**What is required**
Leave out any picture and return the remaining listing below exactly as given.

[Extracted data entries]
□ □ □
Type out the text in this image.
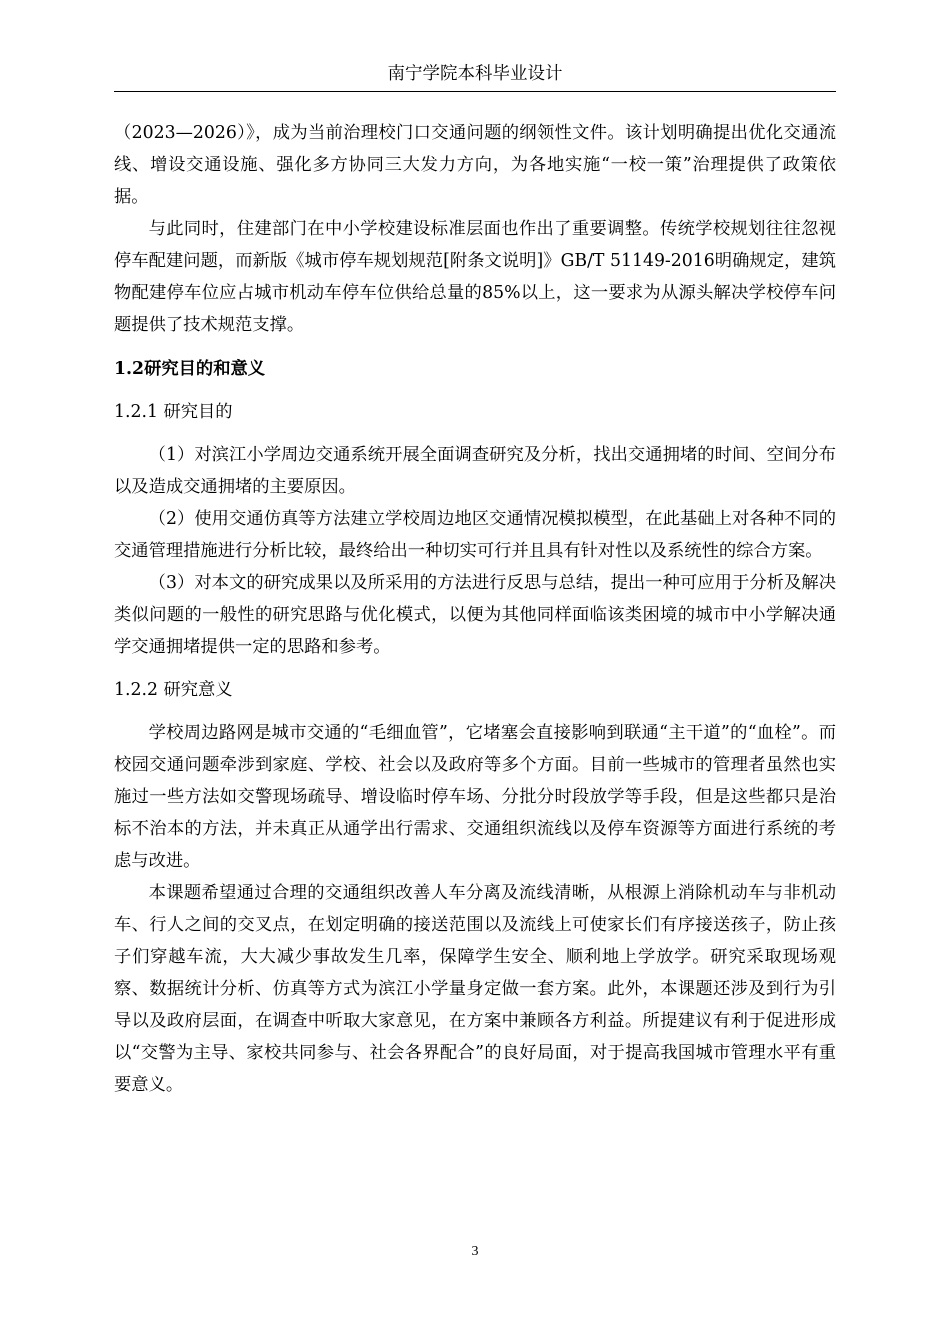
南宁学院本科毕业设计

（2023—2026）》，成为当前治理校门口交通问题的纲领性文件。该计划明确提出优化交通流线、增设交通设施、强化多方协同三大发力方向，为各地实施“一校一策”治理提供了政策依据。

与此同时，住建部门在中小学校建设标准层面也作出了重要调整。传统学校规划往往忽视停车配建问题，而新版《城市停车规划规范[附条文说明]》GB/T 51149-2016明确规定，建筑物配建停车位应占城市机动车停车位供给总量的85%以上，这一要求为从源头解决学校停车问题提供了技术规范支撑。

1.2研究目的和意义

1.2.1 研究目的

（1）对滨江小学周边交通系统开展全面调查研究及分析，找出交通拥堵的时间、空间分布以及造成交通拥堵的主要原因。

（2）使用交通仿真等方法建立学校周边地区交通情况模拟模型，在此基础上对各种不同的交通管理措施进行分析比较，最终给出一种切实可行并且具有针对性以及系统性的综合方案。

（3）对本文的研究成果以及所采用的方法进行反思与总结，提出一种可应用于分析及解决类似问题的一般性的研究思路与优化模式，以便为其他同样面临该类困境的城市中小学解决通学交通拥堵提供一定的思路和参考。

1.2.2 研究意义

学校周边路网是城市交通的“毛细血管”，它堵塞会直接影响到联通“主干道”的“血栓”。而校园交通问题牵涉到家庭、学校、社会以及政府等多个方面。目前一些城市的管理者虽然也实施过一些方法如交警现场疏导、增设临时停车场、分批分时段放学等手段，但是这些都只是治标不治本的方法，并未真正从通学出行需求、交通组织流线以及停车资源等方面进行系统的考虑与改进。

本课题希望通过合理的交通组织改善人车分离及流线清晰，从根源上消除机动车与非机动车、行人之间的交叉点，在划定明确的接送范围以及流线上可使家长们有序接送孩子，防止孩子们穿越车流，大大减少事故发生几率，保障学生安全、顺利地上学放学。研究采取现场观察、数据统计分析、仿真等方式为滨江小学量身定做一套方案。此外，本课题还涉及到行为引导以及政府层面，在调查中听取大家意见，在方案中兼顾各方利益。所提建议有利于促进形成以“交警为主导、家校共同参与、社会各界配合”的良好局面，对于提高我国城市管理水平有重要意义。

3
□ □ □
**Task response**
Type out the text in this image.
南宁学院本科毕业设计

（2023—2026）》，成为当前治理校门口交通问题的纲领性文件。该计划明确提出优化交通流线、增设交通设施、强化多方协同三大发力方向，为各地实施“一校一策”治理提供了政策依据。

与此同时，住建部门在中小学校建设标准层面也作出了重要调整。传统学校规划往往忽视停车配建问题，而新版《城市停车规划规范[附条文说明]》GB/T 51149-2016明确规定，建筑物配建停车位应占城市机动车停车位供给总量的85%以上，这一要求为从源头解决学校停车问题提供了技术规范支撑。

1.2研究目的和意义

1.2.1 研究目的

（1）对滨江小学周边交通系统开展全面调查研究及分析，找出交通拥堵的时间、空间分布以及造成交通拥堵的主要原因。

（2）使用交通仿真等方法建立学校周边地区交通情况模拟模型，在此基础上对各种不同的交通管理措施进行分析比较，最终给出一种切实可行并且具有针对性以及系统性的综合方案。

（3）对本文的研究成果以及所采用的方法进行反思与总结，提出一种可应用于分析及解决类似问题的一般性的研究思路与优化模式，以便为其他同样面临该类困境的城市中小学解决通学交通拥堵提供一定的思路和参考。

1.2.2 研究意义

学校周边路网是城市交通的“毛细血管”，它堵塞会直接影响到联通“主干道”的“血栓”。而校园交通问题牵涉到家庭、学校、社会以及政府等多个方面。目前一些城市的管理者虽然也实施过一些方法如交警现场疏导、增设临时停车场、分批分时段放学等手段，但是这些都只是治标不治本的方法，并未真正从通学出行需求、交通组织流线以及停车资源等方面进行系统的考虑与改进。

本课题希望通过合理的交通组织改善人车分离及流线清晰，从根源上消除机动车与非机动车、行人之间的交叉点，在划定明确的接送范围以及流线上可使家长们有序接送孩子，防止孩子们穿越车流，大大减少事故发生几率，保障学生安全、顺利地上学放学。研究采取现场观察、数据统计分析、仿真等方式为滨江小学量身定做一套方案。此外，本课题还涉及到行为引导以及政府层面，在调查中听取大家意见，在方案中兼顾各方利益。所提建议有利于促进形成以“交警为主导、家校共同参与、社会各界配合”的良好局面，对于提高我国城市管理水平有重要意义。

3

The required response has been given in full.